* Exercise instructions *
Emit the entire listing verbatim.
============================================================
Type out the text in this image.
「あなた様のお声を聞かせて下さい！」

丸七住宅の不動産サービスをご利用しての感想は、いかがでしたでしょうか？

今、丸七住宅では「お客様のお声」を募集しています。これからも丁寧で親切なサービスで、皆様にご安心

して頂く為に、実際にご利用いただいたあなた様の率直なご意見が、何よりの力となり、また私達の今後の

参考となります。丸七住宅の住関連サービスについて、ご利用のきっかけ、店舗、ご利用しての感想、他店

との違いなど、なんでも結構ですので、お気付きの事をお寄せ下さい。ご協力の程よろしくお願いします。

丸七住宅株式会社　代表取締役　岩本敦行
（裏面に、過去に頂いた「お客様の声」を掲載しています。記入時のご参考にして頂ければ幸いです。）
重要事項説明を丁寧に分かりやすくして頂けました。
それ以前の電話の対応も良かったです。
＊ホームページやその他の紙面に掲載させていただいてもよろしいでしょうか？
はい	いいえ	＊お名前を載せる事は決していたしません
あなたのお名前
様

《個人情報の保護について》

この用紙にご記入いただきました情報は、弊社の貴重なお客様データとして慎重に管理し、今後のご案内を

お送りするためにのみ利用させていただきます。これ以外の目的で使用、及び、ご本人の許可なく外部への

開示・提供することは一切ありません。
============================================================
* Output for this task *
Type out the text in this image.
「あなた様のお声を聞かせて下さい！」

丸七住宅の不動産サービスをご利用しての感想は、いかがでしたでしょうか？

今、丸七住宅では「お客様のお声」を募集しています。これからも丁寧で親切なサービスで、皆様にご安心

して頂く為に、実際にご利用いただいたあなた様の率直なご意見が、何よりの力となり、また私達の今後の

参考となります。丸七住宅の住関連サービスについて、ご利用のきっかけ、店舗、ご利用しての感想、他店

との違いなど、なんでも結構ですので、お気付きの事をお寄せ下さい。ご協力の程よろしくお願いします。

丸七住宅株式会社　代表取締役　岩本敦行
（裏面に、過去に頂いた「お客様の声」を掲載しています。記入時のご参考にして頂ければ幸いです。）
重要事項説明を丁寧に分かりやすくして頂けました。
それ以前の電話の対応も良かったです。
＊ホームページやその他の紙面に掲載させていただいてもよろしいでしょうか？
はい	いいえ	＊お名前を載せる事は決していたしません
あなたのお名前
様

《個人情報の保護について》

この用紙にご記入いただきました情報は、弊社の貴重なお客様データとして慎重に管理し、今後のご案内を

お送りするためにのみ利用させていただきます。これ以外の目的で使用、及び、ご本人の許可なく外部への

開示・提供することは一切ありません。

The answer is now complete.